_GIVEN PROBLEM_:
All of the material below is to be repeated exactly.

_AVAILABLE DATA_:

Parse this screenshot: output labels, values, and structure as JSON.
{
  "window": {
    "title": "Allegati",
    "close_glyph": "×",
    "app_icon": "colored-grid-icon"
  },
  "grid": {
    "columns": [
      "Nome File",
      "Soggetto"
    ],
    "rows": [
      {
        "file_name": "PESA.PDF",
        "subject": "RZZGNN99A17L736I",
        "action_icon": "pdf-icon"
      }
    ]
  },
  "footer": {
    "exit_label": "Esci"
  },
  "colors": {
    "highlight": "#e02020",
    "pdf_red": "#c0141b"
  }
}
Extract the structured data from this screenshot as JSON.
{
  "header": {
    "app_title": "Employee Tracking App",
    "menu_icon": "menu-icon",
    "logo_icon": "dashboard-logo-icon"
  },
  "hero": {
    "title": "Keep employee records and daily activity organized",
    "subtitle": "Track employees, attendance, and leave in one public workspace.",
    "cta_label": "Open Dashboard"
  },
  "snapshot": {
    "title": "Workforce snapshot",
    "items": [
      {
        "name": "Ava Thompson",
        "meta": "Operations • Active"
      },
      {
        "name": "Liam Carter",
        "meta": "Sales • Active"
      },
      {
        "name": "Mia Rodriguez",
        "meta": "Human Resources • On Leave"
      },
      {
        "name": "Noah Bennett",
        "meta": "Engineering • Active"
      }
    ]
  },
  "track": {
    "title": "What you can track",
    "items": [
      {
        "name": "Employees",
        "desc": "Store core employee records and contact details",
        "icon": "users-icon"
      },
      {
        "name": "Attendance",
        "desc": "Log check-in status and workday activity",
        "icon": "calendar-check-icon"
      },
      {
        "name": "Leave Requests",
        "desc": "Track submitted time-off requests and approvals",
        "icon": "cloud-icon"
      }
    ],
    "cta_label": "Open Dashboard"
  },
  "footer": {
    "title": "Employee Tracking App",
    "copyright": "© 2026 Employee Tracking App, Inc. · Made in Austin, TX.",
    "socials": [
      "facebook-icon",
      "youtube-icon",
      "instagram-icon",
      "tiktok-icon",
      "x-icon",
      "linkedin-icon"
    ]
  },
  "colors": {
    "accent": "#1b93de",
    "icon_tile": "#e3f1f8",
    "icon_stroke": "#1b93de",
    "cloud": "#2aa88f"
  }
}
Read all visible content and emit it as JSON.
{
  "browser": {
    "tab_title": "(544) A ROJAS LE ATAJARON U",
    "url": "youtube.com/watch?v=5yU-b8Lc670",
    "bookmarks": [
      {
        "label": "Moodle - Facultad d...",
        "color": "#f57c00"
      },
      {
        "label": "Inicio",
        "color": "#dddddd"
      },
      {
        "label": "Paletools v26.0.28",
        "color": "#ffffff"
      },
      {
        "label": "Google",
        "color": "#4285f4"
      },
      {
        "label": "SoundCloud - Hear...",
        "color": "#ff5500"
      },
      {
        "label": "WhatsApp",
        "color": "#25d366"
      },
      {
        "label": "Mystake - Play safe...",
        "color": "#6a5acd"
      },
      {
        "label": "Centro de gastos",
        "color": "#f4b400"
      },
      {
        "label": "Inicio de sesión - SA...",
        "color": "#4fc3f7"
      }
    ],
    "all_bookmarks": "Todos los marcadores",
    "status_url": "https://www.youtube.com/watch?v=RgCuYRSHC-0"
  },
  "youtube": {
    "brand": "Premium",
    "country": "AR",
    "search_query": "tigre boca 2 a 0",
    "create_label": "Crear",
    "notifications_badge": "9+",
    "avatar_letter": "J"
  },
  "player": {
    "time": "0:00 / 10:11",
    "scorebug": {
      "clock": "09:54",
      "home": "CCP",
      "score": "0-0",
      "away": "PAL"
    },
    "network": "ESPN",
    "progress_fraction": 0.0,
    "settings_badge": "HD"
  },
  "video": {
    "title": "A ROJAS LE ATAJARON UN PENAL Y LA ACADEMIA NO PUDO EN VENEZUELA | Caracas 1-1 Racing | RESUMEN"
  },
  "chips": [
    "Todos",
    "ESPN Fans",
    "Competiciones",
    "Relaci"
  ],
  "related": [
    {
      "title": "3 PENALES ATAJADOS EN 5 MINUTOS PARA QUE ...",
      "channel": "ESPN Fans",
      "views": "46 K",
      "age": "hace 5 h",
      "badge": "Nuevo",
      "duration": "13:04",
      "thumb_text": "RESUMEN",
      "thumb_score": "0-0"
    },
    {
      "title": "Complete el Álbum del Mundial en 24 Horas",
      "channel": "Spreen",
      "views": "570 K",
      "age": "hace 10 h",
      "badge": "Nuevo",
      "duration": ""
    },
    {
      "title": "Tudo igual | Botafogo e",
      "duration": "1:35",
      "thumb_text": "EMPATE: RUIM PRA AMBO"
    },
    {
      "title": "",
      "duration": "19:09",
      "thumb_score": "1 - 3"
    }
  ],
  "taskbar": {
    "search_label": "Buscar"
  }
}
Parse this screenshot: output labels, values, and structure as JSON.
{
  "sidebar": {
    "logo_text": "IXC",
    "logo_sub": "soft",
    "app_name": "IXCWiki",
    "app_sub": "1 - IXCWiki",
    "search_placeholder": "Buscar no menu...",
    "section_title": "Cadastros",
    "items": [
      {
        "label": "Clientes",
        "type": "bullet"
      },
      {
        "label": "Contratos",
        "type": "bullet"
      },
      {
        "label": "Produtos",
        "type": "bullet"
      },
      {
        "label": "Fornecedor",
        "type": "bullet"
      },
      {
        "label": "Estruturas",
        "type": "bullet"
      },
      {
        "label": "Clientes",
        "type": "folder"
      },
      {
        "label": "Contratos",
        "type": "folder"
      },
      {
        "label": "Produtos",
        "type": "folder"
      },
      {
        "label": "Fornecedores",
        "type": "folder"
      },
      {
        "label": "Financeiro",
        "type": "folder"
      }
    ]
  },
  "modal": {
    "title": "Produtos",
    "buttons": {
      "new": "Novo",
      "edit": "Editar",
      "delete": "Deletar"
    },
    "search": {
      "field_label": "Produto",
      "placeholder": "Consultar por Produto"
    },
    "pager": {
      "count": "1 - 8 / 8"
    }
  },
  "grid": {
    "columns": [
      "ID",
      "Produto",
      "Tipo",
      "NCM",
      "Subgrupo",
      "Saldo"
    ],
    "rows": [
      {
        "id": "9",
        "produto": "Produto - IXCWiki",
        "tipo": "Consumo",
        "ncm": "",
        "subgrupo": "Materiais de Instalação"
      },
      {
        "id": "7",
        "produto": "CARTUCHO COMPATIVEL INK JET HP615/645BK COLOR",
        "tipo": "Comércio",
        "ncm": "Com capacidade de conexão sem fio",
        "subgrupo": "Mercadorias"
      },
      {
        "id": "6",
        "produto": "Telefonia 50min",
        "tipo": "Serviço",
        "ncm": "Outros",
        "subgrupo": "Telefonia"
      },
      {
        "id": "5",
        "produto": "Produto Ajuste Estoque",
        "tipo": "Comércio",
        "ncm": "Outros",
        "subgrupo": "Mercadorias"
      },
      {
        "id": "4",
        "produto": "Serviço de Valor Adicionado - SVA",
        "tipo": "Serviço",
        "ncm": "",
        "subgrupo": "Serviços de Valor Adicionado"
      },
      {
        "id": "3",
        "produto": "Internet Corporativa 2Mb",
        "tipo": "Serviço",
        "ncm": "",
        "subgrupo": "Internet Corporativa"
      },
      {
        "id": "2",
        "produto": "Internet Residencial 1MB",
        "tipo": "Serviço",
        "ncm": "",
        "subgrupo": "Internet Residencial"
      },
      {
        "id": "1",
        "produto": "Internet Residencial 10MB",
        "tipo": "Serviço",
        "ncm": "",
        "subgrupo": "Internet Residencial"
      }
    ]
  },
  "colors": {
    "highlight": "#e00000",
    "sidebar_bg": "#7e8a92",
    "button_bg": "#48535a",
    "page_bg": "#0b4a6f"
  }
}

_IN RESPONSE_:
Parse this screenshot: output labels, values, and structure as JSON.
{
  "window": {
    "title": "Allegati",
    "close_glyph": "×",
    "app_icon": "colored-grid-icon"
  },
  "grid": {
    "columns": [
      "Nome File",
      "Soggetto"
    ],
    "rows": [
      {
        "file_name": "PESA.PDF",
        "subject": "RZZGNN99A17L736I",
        "action_icon": "pdf-icon"
      }
    ]
  },
  "footer": {
    "exit_label": "Esci"
  },
  "colors": {
    "highlight": "#e02020",
    "pdf_red": "#c0141b"
  }
}
Extract the structured data from this screenshot as JSON.
{
  "header": {
    "app_title": "Employee Tracking App",
    "menu_icon": "menu-icon",
    "logo_icon": "dashboard-logo-icon"
  },
  "hero": {
    "title": "Keep employee records and daily activity organized",
    "subtitle": "Track employees, attendance, and leave in one public workspace.",
    "cta_label": "Open Dashboard"
  },
  "snapshot": {
    "title": "Workforce snapshot",
    "items": [
      {
        "name": "Ava Thompson",
        "meta": "Operations • Active"
      },
      {
        "name": "Liam Carter",
        "meta": "Sales • Active"
      },
      {
        "name": "Mia Rodriguez",
        "meta": "Human Resources • On Leave"
      },
      {
        "name": "Noah Bennett",
        "meta": "Engineering • Active"
      }
    ]
  },
  "track": {
    "title": "What you can track",
    "items": [
      {
        "name": "Employees",
        "desc": "Store core employee records and contact details",
        "icon": "users-icon"
      },
      {
        "name": "Attendance",
        "desc": "Log check-in status and workday activity",
        "icon": "calendar-check-icon"
      },
      {
        "name": "Leave Requests",
        "desc": "Track submitted time-off requests and approvals",
        "icon": "cloud-icon"
      }
    ],
    "cta_label": "Open Dashboard"
  },
  "footer": {
    "title": "Employee Tracking App",
    "copyright": "© 2026 Employee Tracking App, Inc. · Made in Austin, TX.",
    "socials": [
      "facebook-icon",
      "youtube-icon",
      "instagram-icon",
      "tiktok-icon",
      "x-icon",
      "linkedin-icon"
    ]
  },
  "colors": {
    "accent": "#1b93de",
    "icon_tile": "#e3f1f8",
    "icon_stroke": "#1b93de",
    "cloud": "#2aa88f"
  }
}
Read all visible content and emit it as JSON.
{
  "browser": {
    "tab_title": "(544) A ROJAS LE ATAJARON U",
    "url": "youtube.com/watch?v=5yU-b8Lc670",
    "bookmarks": [
      {
        "label": "Moodle - Facultad d...",
        "color": "#f57c00"
      },
      {
        "label": "Inicio",
        "color": "#dddddd"
      },
      {
        "label": "Paletools v26.0.28",
        "color": "#ffffff"
      },
      {
        "label": "Google",
        "color": "#4285f4"
      },
      {
        "label": "SoundCloud - Hear...",
        "color": "#ff5500"
      },
      {
        "label": "WhatsApp",
        "color": "#25d366"
      },
      {
        "label": "Mystake - Play safe...",
        "color": "#6a5acd"
      },
      {
        "label": "Centro de gastos",
        "color": "#f4b400"
      },
      {
        "label": "Inicio de sesión - SA...",
        "color": "#4fc3f7"
      }
    ],
    "all_bookmarks": "Todos los marcadores",
    "status_url": "https://www.youtube.com/watch?v=RgCuYRSHC-0"
  },
  "youtube": {
    "brand": "Premium",
    "country": "AR",
    "search_query": "tigre boca 2 a 0",
    "create_label": "Crear",
    "notifications_badge": "9+",
    "avatar_letter": "J"
  },
  "player": {
    "time": "0:00 / 10:11",
    "scorebug": {
      "clock": "09:54",
      "home": "CCP",
      "score": "0-0",
      "away": "PAL"
    },
    "network": "ESPN",
    "progress_fraction": 0.0,
    "settings_badge": "HD"
  },
  "video": {
    "title": "A ROJAS LE ATAJARON UN PENAL Y LA ACADEMIA NO PUDO EN VENEZUELA | Caracas 1-1 Racing | RESUMEN"
  },
  "chips": [
    "Todos",
    "ESPN Fans",
    "Competiciones",
    "Relaci"
  ],
  "related": [
    {
      "title": "3 PENALES ATAJADOS EN 5 MINUTOS PARA QUE ...",
      "channel": "ESPN Fans",
      "views": "46 K",
      "age": "hace 5 h",
      "badge": "Nuevo",
      "duration": "13:04",
      "thumb_text": "RESUMEN",
      "thumb_score": "0-0"
    },
    {
      "title": "Complete el Álbum del Mundial en 24 Horas",
      "channel": "Spreen",
      "views": "570 K",
      "age": "hace 10 h",
      "badge": "Nuevo",
      "duration": ""
    },
    {
      "title": "Tudo igual | Botafogo e",
      "duration": "1:35",
      "thumb_text": "EMPATE: RUIM PRA AMBO"
    },
    {
      "title": "",
      "duration": "19:09",
      "thumb_score": "1 - 3"
    }
  ],
  "taskbar": {
    "search_label": "Buscar"
  }
}
Parse this screenshot: output labels, values, and structure as JSON.
{
  "sidebar": {
    "logo_text": "IXC",
    "logo_sub": "soft",
    "app_name": "IXCWiki",
    "app_sub": "1 - IXCWiki",
    "search_placeholder": "Buscar no menu...",
    "section_title": "Cadastros",
    "items": [
      {
        "label": "Clientes",
        "type": "bullet"
      },
      {
        "label": "Contratos",
        "type": "bullet"
      },
      {
        "label": "Produtos",
        "type": "bullet"
      },
      {
        "label": "Fornecedor",
        "type": "bullet"
      },
      {
        "label": "Estruturas",
        "type": "bullet"
      },
      {
        "label": "Clientes",
        "type": "folder"
      },
      {
        "label": "Contratos",
        "type": "folder"
      },
      {
        "label": "Produtos",
        "type": "folder"
      },
      {
        "label": "Fornecedores",
        "type": "folder"
      },
      {
        "label": "Financeiro",
        "type": "folder"
      }
    ]
  },
  "modal": {
    "title": "Produtos",
    "buttons": {
      "new": "Novo",
      "edit": "Editar",
      "delete": "Deletar"
    },
    "search": {
      "field_label": "Produto",
      "placeholder": "Consultar por Produto"
    },
    "pager": {
      "count": "1 - 8 / 8"
    }
  },
  "grid": {
    "columns": [
      "ID",
      "Produto",
      "Tipo",
      "NCM",
      "Subgrupo",
      "Saldo"
    ],
    "rows": [
      {
        "id": "9",
        "produto": "Produto - IXCWiki",
        "tipo": "Consumo",
        "ncm": "",
        "subgrupo": "Materiais de Instalação"
      },
      {
        "id": "7",
        "produto": "CARTUCHO COMPATIVEL INK JET HP615/645BK COLOR",
        "tipo": "Comércio",
        "ncm": "Com capacidade de conexão sem fio",
        "subgrupo": "Mercadorias"
      },
      {
        "id": "6",
        "produto": "Telefonia 50min",
        "tipo": "Serviço",
        "ncm": "Outros",
        "subgrupo": "Telefonia"
      },
      {
        "id": "5",
        "produto": "Produto Ajuste Estoque",
        "tipo": "Comércio",
        "ncm": "Outros",
        "subgrupo": "Mercadorias"
      },
      {
        "id": "4",
        "produto": "Serviço de Valor Adicionado - SVA",
        "tipo": "Serviço",
        "ncm": "",
        "subgrupo": "Serviços de Valor Adicionado"
      },
      {
        "id": "3",
        "produto": "Internet Corporativa 2Mb",
        "tipo": "Serviço",
        "ncm": "",
        "subgrupo": "Internet Corporativa"
      },
      {
        "id": "2",
        "produto": "Internet Residencial 1MB",
        "tipo": "Serviço",
        "ncm": "",
        "subgrupo": "Internet Residencial"
      },
      {
        "id": "1",
        "produto": "Internet Residencial 10MB",
        "tipo": "Serviço",
        "ncm": "",
        "subgrupo": "Internet Residencial"
      }
    ]
  },
  "colors": {
    "highlight": "#e00000",
    "sidebar_bg": "#7e8a92",
    "button_bg": "#48535a",
    "page_bg": "#0b4a6f"
  }
}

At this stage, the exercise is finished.